● **What the task asks**
Lift out each line of the data that holds "hand".

___ Exercise inputs ___

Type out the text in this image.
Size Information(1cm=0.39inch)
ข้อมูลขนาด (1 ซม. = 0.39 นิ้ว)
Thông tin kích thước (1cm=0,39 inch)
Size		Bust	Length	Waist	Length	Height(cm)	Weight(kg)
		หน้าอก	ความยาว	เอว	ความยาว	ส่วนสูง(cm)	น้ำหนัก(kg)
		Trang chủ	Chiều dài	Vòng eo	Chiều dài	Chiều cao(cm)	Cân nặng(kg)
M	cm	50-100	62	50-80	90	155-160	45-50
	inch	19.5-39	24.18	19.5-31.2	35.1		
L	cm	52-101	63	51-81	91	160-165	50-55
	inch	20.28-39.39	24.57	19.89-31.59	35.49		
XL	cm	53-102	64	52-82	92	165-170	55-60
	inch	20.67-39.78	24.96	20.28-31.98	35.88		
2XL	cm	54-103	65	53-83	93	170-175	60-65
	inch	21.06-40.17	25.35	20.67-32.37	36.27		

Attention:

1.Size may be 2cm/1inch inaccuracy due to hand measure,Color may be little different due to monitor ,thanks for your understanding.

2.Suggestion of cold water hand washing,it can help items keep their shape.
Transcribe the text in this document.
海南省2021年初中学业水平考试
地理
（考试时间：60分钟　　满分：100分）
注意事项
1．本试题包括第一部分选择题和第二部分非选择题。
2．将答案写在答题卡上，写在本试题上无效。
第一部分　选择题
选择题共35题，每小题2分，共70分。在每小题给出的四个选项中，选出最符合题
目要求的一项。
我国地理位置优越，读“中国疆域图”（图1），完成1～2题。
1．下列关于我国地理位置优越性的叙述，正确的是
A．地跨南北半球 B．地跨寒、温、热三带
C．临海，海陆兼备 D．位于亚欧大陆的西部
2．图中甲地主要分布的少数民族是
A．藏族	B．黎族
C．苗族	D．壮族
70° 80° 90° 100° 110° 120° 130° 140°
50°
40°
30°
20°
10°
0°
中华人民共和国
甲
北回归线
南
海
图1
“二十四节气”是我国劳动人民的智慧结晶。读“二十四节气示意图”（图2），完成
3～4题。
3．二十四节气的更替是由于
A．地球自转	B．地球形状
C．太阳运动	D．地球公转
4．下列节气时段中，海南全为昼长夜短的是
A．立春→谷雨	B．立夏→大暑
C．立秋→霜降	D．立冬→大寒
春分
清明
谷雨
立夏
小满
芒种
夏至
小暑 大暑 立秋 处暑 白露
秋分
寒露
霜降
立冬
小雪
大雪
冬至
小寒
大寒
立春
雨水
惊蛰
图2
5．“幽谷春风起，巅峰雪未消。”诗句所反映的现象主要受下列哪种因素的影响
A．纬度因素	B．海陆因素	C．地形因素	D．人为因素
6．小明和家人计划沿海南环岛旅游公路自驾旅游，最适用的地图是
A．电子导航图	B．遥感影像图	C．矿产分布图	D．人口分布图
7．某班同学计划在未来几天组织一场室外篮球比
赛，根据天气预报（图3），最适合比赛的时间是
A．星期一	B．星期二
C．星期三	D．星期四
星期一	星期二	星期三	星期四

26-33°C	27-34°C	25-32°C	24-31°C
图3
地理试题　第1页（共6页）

___

● **Solution to this task**
1.Size may be 2cm/1inch inaccuracy due to hand measure,Color may be little different due to monitor ,thanks for your understanding.
2.Suggestion of cold water hand washing,it can help items keep their shape.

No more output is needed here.